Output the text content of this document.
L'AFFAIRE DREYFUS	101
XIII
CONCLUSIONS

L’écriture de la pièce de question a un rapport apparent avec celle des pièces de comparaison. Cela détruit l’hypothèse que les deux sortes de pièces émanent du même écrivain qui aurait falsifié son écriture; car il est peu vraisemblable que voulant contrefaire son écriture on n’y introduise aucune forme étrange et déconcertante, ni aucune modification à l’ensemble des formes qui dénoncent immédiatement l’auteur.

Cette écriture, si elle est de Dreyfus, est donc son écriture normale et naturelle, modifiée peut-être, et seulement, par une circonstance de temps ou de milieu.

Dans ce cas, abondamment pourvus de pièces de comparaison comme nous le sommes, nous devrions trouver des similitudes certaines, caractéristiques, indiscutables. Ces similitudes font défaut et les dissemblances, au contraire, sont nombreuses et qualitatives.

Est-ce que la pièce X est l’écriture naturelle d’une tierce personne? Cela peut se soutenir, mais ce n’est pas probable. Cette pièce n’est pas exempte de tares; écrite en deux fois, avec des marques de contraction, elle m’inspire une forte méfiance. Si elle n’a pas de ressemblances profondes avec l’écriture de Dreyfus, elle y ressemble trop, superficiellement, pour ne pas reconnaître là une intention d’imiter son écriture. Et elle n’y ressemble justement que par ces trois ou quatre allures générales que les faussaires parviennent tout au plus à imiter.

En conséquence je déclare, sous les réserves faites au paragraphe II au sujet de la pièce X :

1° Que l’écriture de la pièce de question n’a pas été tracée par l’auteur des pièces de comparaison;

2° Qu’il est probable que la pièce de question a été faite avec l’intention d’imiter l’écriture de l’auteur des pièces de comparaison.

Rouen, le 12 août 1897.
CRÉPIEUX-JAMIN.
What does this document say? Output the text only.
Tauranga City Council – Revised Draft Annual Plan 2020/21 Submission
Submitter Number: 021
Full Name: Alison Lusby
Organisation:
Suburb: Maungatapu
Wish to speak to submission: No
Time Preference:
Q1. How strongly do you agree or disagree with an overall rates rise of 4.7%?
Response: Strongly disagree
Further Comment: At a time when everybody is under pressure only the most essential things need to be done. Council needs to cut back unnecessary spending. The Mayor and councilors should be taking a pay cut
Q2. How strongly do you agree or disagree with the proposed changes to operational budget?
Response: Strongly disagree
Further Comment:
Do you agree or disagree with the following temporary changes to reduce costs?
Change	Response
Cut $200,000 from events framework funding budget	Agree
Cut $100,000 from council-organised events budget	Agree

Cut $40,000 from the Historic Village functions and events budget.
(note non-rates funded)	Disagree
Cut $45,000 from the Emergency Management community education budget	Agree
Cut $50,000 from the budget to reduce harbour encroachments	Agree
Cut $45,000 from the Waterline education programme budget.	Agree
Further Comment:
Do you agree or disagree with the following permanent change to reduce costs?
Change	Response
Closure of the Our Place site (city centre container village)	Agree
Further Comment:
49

__________

Given request ▸ Produce an exact copy of the lines from the one containing "What does this" through the last line, and of nothing else.

Worked solution ▸
What does this document say? Output the text only.
Tauranga City Council – Revised Draft Annual Plan 2020/21 Submission
Submitter Number: 021
Full Name: Alison Lusby
Organisation:
Suburb: Maungatapu
Wish to speak to submission: No
Time Preference:
Q1. How strongly do you agree or disagree with an overall rates rise of 4.7%?
Response: Strongly disagree
Further Comment: At a time when everybody is under pressure only the most essential things need to be done. Council needs to cut back unnecessary spending. The Mayor and councilors should be taking a pay cut
Q2. How strongly do you agree or disagree with the proposed changes to operational budget?
Response: Strongly disagree
Further Comment:
Do you agree or disagree with the following temporary changes to reduce costs?
Change	Response
Cut $200,000 from events framework funding budget	Agree
Cut $100,000 from council-organised events budget	Agree

Cut $40,000 from the Historic Village functions and events budget.
(note non-rates funded)	Disagree
Cut $45,000 from the Emergency Management community education budget	Agree
Cut $50,000 from the budget to reduce harbour encroachments	Agree
Cut $45,000 from the Waterline education programme budget.	Agree
Further Comment:
Do you agree or disagree with the following permanent change to reduce costs?
Change	Response
Closure of the Our Place site (city centre container village)	Agree
Further Comment:
49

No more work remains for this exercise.